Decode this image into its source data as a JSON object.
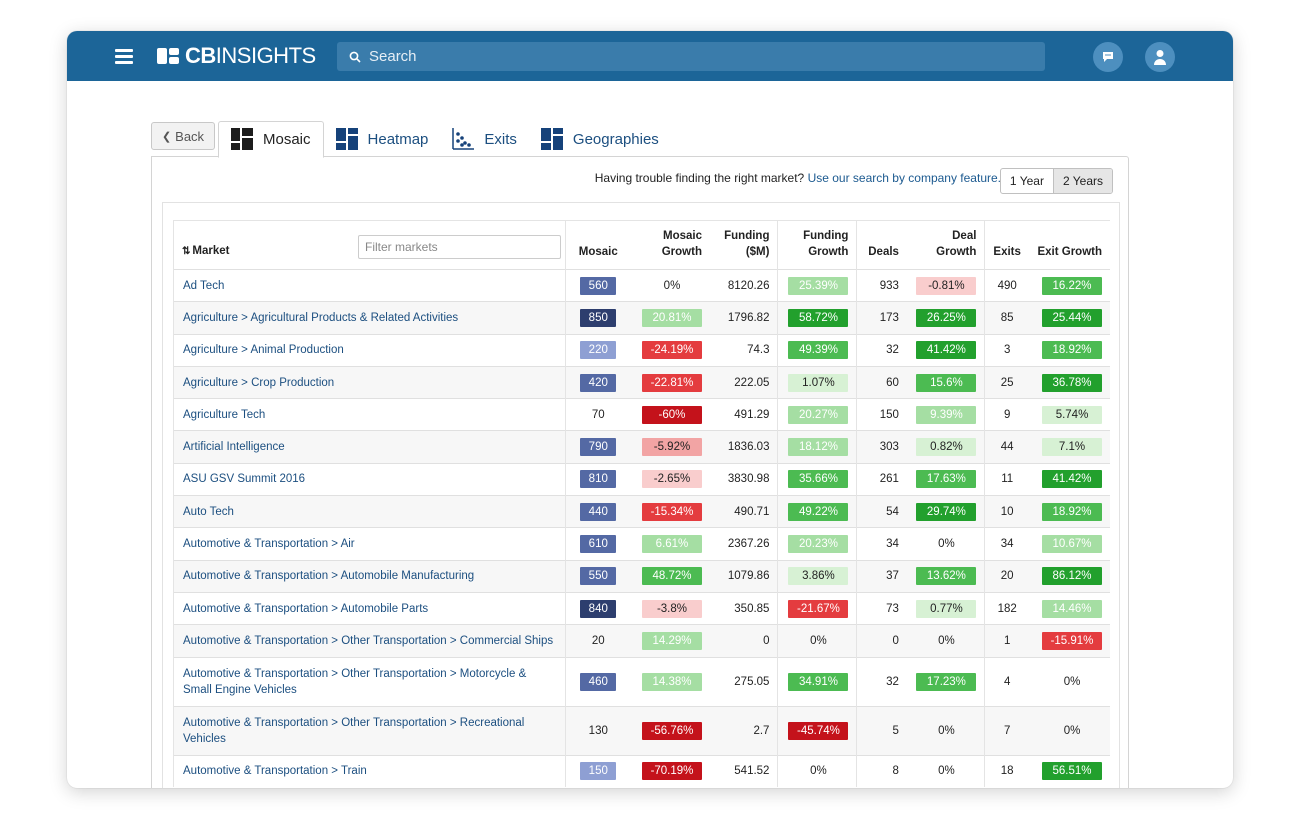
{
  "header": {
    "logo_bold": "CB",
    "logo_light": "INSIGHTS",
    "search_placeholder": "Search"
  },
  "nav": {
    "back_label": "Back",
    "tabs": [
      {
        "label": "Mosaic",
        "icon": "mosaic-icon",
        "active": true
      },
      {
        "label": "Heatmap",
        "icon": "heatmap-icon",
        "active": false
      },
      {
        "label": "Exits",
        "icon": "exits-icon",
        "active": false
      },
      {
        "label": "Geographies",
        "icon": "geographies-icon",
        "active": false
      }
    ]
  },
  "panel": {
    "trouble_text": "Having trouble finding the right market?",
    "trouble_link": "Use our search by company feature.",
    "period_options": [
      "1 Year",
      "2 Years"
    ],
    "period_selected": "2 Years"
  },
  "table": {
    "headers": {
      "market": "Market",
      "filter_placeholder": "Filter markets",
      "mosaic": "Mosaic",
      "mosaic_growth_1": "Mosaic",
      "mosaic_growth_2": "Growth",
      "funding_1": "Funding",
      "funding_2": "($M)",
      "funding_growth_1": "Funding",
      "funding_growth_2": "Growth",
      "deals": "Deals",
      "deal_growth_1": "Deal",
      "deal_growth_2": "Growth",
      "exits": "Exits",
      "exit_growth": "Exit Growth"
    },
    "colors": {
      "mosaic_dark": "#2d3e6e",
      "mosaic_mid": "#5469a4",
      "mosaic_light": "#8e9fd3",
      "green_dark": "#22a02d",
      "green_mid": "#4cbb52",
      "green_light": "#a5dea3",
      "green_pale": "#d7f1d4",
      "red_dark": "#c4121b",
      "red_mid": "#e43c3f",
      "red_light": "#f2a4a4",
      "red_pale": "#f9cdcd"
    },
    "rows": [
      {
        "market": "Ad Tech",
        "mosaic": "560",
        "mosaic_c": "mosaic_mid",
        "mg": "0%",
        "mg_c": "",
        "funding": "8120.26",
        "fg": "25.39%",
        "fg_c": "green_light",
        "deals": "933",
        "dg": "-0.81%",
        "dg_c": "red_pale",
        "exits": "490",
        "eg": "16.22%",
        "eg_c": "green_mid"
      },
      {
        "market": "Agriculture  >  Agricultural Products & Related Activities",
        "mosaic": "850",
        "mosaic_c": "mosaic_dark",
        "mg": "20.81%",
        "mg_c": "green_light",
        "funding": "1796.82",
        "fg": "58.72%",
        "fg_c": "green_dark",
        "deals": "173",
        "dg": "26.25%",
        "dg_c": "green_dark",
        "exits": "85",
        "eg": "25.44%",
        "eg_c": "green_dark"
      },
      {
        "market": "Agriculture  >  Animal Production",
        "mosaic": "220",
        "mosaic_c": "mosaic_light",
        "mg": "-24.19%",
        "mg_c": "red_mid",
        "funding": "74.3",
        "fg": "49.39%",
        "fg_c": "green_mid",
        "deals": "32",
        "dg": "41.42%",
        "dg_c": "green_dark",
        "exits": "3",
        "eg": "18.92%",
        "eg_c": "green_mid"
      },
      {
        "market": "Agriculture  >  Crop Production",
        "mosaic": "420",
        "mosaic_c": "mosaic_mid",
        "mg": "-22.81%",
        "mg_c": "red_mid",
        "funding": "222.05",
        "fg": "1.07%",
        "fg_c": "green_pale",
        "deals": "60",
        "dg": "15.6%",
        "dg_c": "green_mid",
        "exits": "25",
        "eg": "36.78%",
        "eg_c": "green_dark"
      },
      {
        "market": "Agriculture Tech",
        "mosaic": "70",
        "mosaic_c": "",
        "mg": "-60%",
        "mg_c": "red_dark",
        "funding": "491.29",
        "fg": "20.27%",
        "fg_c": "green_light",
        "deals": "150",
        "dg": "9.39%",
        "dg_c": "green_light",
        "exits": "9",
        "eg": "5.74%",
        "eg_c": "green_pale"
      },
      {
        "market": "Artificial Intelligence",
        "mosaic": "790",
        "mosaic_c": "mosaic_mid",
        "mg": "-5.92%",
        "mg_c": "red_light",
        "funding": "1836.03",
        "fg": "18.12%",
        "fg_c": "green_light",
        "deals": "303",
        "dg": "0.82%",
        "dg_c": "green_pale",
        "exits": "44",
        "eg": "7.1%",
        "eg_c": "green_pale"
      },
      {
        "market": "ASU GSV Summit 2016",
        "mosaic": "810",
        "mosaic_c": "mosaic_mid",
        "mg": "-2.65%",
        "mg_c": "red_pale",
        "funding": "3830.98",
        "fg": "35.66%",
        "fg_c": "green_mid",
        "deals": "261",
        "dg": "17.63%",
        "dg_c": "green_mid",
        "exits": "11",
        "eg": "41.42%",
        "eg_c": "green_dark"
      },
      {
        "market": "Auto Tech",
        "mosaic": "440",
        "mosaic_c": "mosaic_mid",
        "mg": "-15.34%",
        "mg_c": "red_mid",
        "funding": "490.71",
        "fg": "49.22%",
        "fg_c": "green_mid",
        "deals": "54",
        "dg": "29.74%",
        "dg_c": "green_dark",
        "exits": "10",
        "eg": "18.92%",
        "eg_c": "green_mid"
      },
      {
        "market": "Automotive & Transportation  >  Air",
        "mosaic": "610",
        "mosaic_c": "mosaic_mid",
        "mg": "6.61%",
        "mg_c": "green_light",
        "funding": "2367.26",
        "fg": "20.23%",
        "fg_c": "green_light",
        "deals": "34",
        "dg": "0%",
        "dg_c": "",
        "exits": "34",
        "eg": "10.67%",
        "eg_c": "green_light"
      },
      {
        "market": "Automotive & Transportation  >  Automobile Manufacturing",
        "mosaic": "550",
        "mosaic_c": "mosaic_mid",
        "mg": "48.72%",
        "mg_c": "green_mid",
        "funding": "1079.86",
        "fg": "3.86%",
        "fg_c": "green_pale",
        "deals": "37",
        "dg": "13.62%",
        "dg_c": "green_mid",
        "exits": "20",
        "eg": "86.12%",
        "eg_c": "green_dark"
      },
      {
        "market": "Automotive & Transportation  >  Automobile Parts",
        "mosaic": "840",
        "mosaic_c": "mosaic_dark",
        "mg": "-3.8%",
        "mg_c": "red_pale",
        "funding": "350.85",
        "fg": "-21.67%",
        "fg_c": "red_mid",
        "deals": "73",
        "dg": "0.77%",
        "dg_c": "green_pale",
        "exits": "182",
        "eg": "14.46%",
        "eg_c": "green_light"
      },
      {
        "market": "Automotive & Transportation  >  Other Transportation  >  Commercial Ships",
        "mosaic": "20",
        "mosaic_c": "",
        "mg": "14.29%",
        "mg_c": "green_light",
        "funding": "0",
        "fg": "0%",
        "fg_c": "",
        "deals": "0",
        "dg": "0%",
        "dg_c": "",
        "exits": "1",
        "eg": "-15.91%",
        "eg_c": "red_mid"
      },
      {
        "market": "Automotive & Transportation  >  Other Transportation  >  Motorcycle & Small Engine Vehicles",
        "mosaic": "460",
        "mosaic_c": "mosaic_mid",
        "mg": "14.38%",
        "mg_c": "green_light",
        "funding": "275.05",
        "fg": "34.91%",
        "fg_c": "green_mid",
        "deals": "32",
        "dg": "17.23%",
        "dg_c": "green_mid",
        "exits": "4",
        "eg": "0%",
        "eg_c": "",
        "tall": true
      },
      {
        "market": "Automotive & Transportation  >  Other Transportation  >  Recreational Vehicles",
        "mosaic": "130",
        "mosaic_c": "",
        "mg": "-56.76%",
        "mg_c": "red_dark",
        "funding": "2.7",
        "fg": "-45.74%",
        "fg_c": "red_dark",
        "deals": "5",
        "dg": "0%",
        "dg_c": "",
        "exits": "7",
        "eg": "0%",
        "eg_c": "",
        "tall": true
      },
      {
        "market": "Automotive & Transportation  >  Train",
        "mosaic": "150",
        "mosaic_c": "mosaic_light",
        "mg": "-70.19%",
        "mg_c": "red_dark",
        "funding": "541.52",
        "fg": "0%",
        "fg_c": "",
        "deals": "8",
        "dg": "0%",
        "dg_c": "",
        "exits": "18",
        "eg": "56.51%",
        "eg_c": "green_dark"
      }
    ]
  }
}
--------------------
YOUR TASK - Find the word "Vehicles" in the entries, and copy every line it shows up in.

RESULT OF THIS TASK -
        "market": "Automotive & Transportation  >  Other Transportation  >  Motorcycle & Small Engine Vehicles",
        "market": "Automotive & Transportation  >  Other Transportation  >  Recreational Vehicles",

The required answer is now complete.